◆ Objective: Tally each line where the word "content" occurs, then give only the total.

◆ Material shown:
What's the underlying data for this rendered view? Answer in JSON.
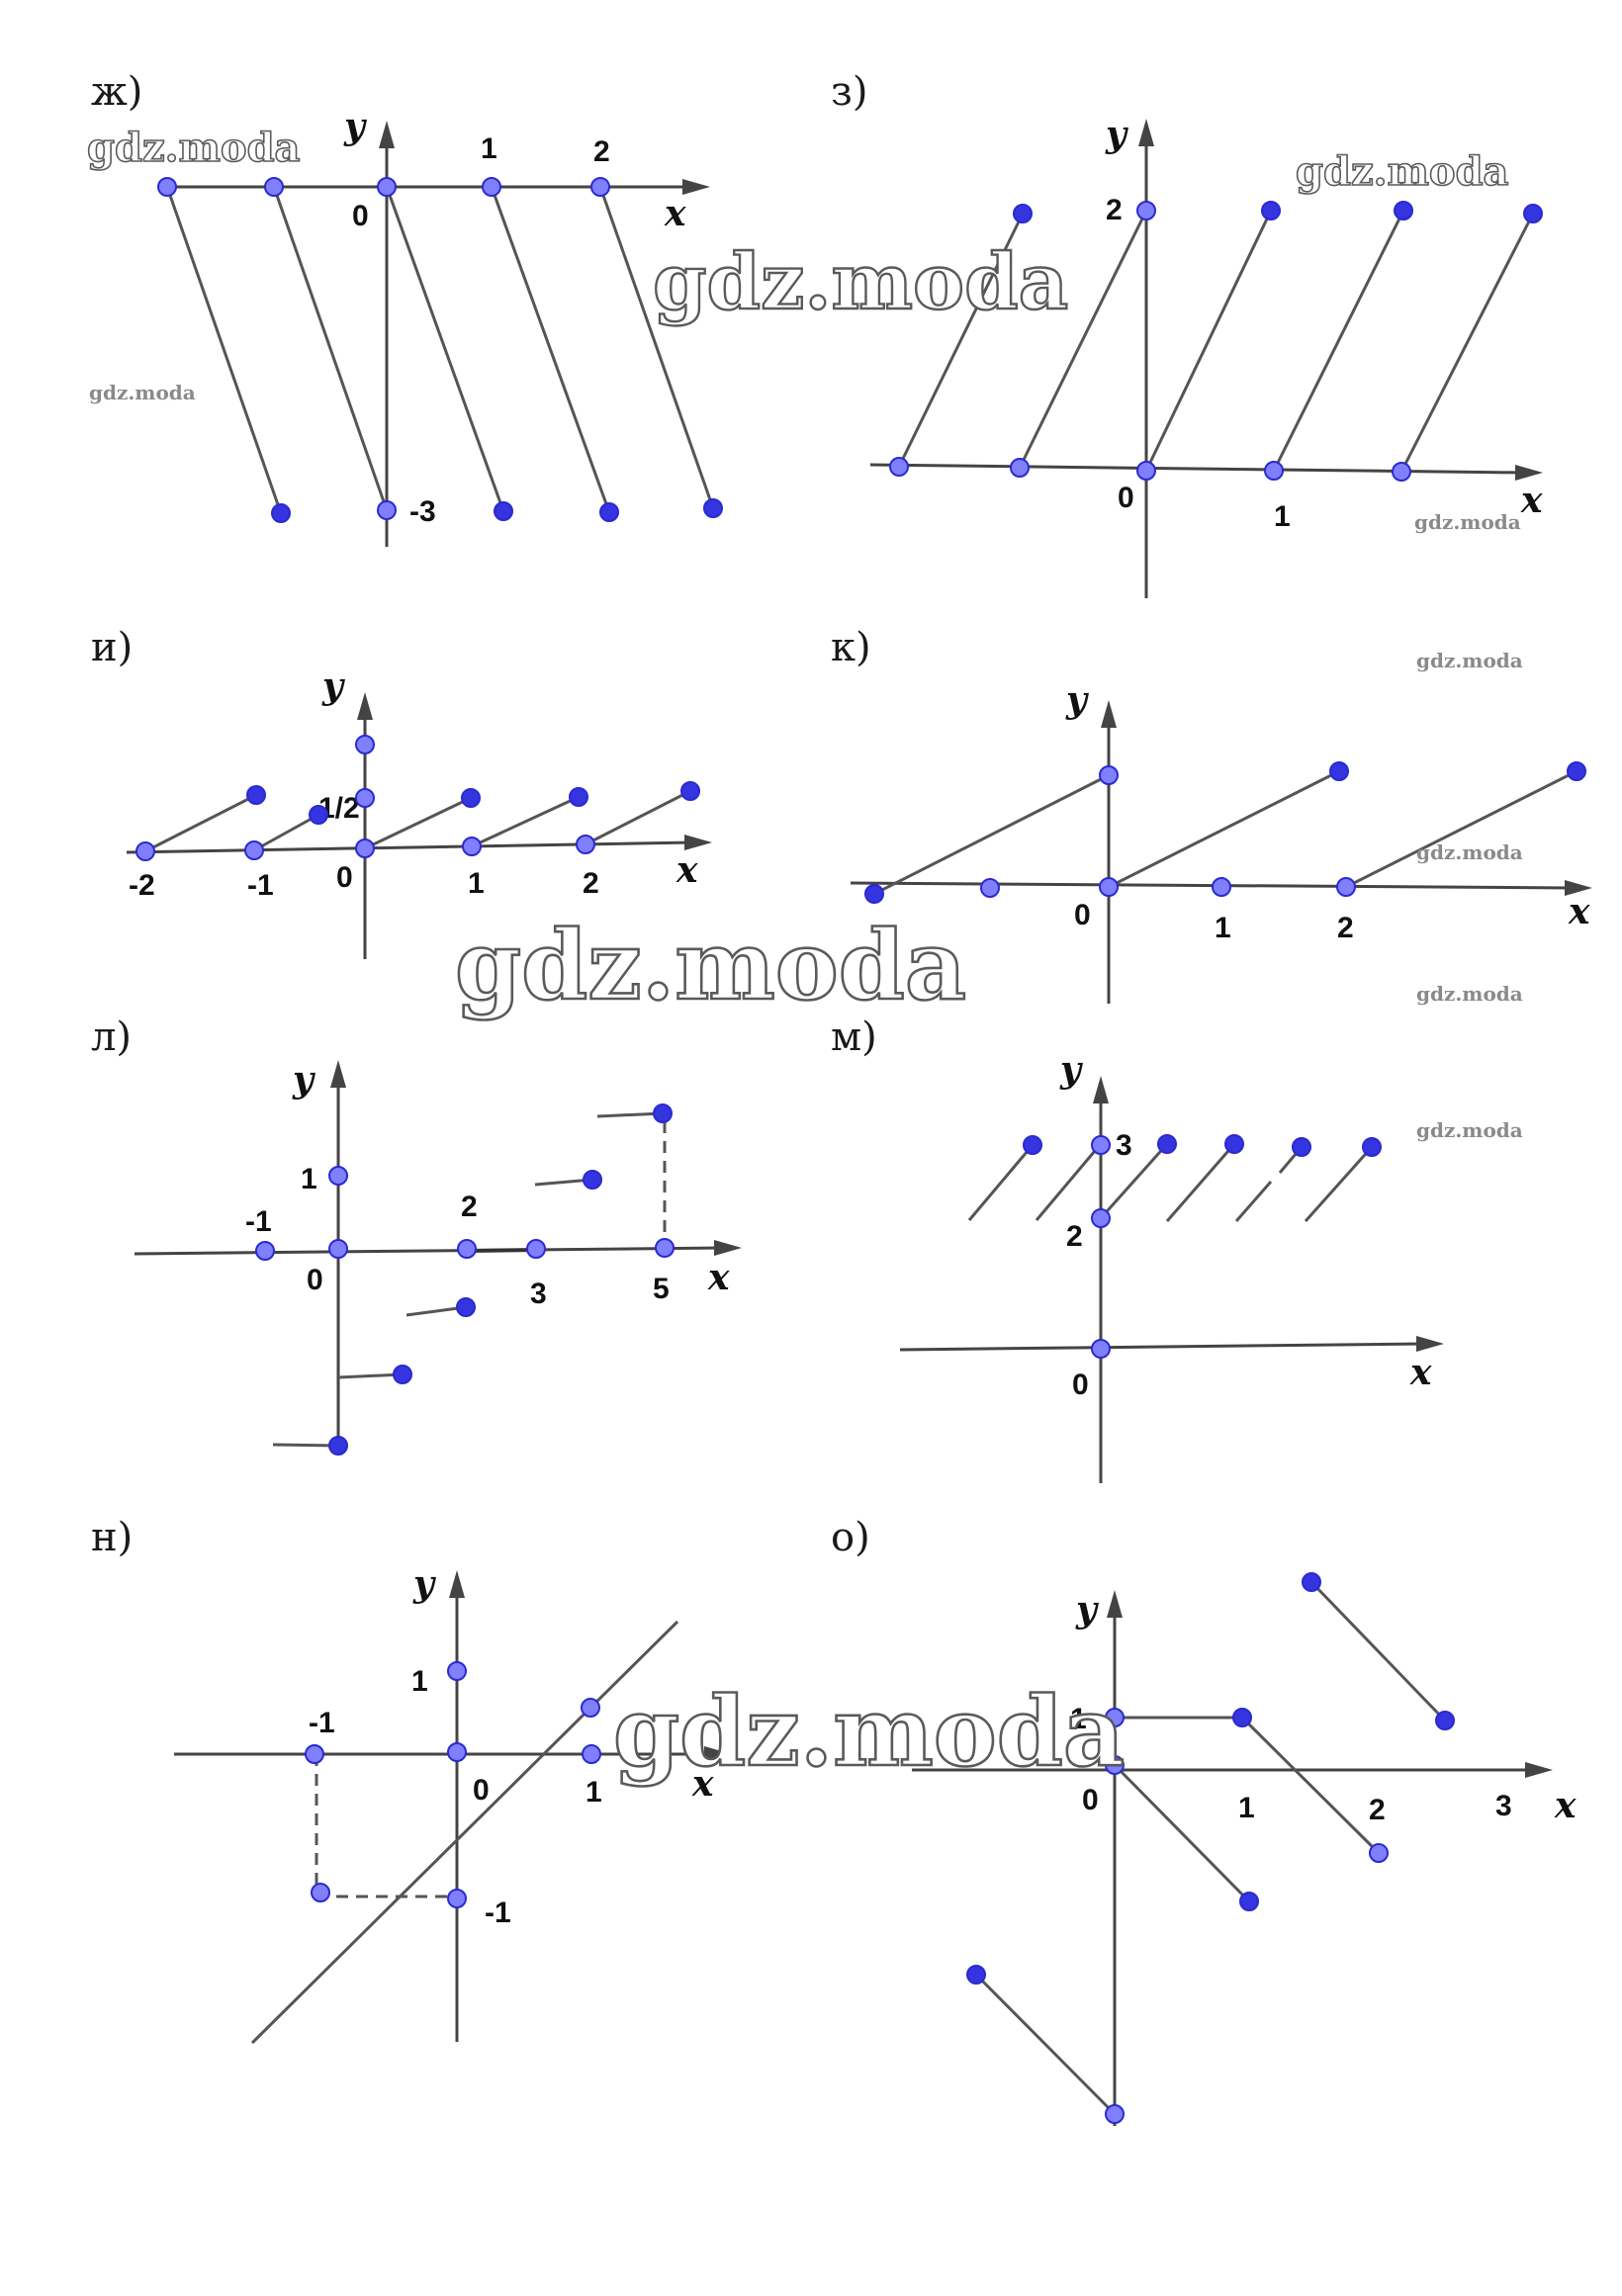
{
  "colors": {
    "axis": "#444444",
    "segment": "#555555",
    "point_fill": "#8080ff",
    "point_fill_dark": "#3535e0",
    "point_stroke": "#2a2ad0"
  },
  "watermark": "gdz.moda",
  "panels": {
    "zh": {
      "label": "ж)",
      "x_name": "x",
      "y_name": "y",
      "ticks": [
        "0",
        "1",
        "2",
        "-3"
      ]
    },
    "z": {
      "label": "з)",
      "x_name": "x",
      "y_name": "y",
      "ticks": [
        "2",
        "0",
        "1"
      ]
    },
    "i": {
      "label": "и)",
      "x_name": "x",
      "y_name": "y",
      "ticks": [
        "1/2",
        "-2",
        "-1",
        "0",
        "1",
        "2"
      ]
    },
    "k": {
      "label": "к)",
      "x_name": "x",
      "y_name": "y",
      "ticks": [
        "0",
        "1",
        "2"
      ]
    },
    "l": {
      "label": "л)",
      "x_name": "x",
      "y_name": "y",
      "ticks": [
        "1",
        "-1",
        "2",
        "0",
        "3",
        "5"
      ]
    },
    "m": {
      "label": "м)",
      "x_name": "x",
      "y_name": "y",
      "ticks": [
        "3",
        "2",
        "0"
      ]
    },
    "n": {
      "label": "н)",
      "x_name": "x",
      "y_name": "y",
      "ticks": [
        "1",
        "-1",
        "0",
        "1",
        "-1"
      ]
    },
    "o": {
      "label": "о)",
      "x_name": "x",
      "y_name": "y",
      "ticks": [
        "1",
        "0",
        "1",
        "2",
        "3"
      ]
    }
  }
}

--

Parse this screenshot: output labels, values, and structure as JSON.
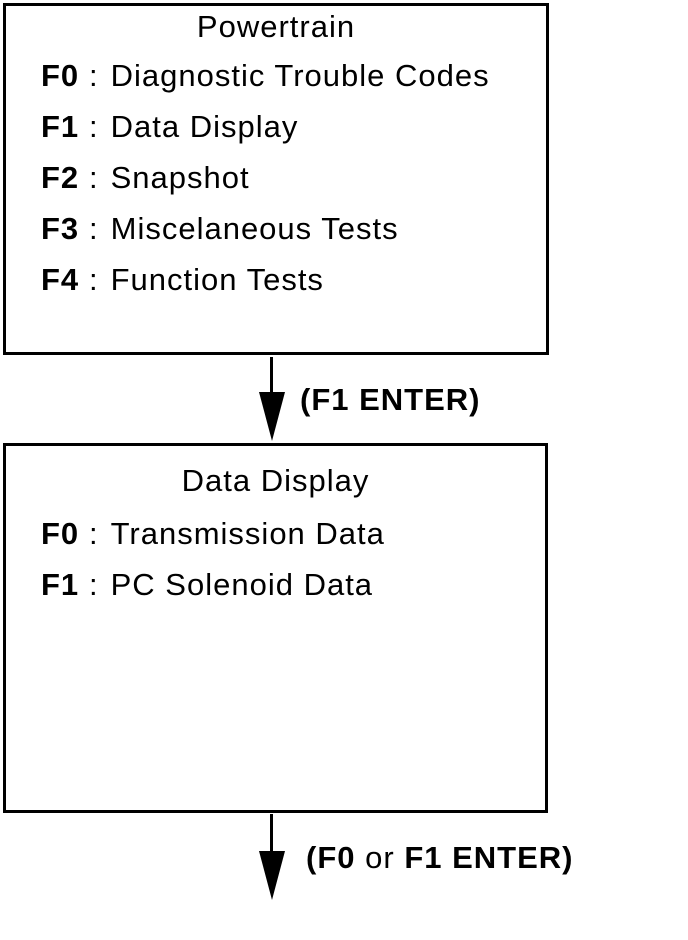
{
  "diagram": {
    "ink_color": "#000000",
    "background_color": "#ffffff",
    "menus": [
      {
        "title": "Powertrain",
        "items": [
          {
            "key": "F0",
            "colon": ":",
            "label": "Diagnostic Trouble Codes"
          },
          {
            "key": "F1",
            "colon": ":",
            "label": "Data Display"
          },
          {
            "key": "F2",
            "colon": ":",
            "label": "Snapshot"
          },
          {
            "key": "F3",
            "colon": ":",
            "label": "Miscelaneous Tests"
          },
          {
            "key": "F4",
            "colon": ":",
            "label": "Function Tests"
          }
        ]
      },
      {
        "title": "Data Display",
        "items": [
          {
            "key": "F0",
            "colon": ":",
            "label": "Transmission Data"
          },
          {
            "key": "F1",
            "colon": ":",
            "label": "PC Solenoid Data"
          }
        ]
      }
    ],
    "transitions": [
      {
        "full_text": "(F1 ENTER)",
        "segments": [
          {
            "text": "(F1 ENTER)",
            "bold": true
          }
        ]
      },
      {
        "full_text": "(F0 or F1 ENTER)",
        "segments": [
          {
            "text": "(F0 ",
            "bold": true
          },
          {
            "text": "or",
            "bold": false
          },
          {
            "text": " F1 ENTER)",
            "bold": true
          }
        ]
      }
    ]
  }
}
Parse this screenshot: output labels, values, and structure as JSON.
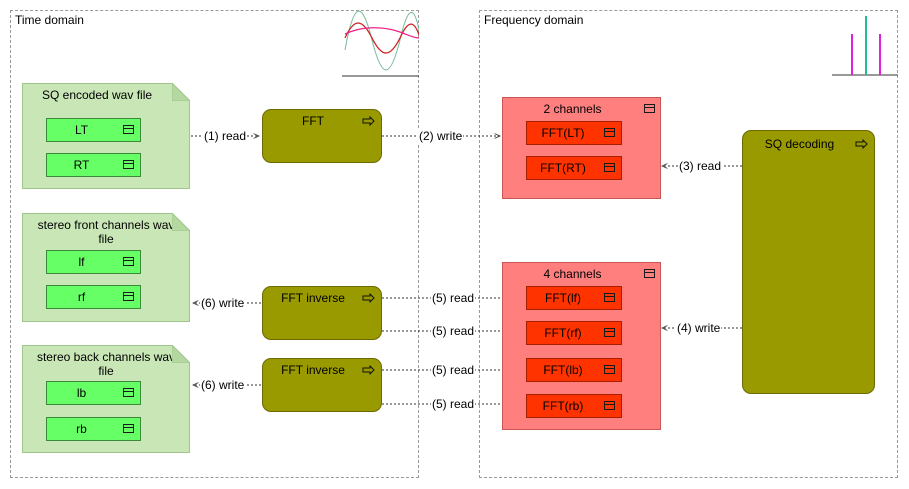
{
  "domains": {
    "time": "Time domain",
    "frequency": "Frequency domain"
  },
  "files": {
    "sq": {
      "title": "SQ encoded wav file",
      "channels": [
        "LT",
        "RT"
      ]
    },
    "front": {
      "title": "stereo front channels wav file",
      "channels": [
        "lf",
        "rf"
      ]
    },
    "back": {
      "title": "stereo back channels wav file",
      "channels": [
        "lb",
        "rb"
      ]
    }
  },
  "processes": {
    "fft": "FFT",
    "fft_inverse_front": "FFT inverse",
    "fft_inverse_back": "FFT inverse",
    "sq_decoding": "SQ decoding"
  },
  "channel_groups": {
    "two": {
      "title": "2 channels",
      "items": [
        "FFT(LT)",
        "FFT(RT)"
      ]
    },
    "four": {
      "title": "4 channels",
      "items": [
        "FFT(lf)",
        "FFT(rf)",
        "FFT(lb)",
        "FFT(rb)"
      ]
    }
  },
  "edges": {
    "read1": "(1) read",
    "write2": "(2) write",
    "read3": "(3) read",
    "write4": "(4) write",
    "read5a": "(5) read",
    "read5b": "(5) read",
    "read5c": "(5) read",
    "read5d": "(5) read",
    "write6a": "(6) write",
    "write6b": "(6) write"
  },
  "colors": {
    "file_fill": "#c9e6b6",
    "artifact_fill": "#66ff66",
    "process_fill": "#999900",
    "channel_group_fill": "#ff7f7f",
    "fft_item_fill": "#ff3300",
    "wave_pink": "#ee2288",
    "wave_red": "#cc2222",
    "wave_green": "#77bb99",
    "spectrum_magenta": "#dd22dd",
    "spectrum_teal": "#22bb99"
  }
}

...

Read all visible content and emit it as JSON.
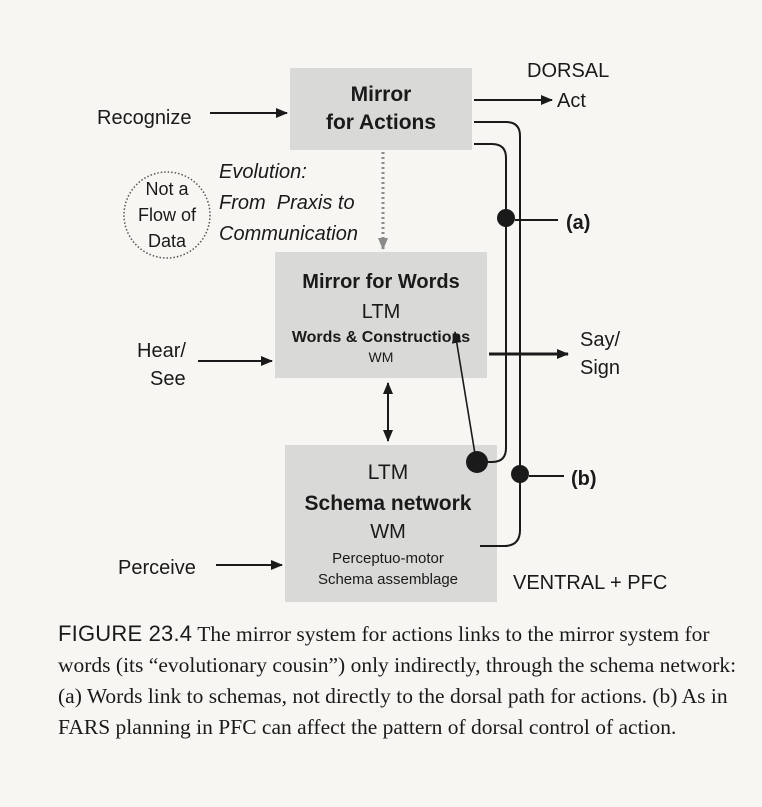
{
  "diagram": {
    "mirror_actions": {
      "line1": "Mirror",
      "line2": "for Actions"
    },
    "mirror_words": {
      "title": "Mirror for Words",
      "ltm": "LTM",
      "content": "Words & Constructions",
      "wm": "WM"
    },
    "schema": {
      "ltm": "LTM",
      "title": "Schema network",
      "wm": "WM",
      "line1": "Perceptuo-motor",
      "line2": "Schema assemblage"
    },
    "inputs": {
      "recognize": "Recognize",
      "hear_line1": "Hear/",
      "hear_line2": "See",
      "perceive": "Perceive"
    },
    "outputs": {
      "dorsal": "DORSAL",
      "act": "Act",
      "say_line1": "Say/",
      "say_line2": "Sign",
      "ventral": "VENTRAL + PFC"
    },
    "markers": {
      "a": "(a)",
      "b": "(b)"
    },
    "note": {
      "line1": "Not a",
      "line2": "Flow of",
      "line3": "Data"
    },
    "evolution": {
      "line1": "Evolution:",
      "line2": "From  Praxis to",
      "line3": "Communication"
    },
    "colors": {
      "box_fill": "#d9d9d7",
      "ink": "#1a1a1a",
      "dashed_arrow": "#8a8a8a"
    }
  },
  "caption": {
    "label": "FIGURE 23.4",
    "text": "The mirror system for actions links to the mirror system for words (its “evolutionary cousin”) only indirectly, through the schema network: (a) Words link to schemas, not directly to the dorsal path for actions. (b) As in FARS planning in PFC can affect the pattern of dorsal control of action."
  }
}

◆ Answer to this problem: 2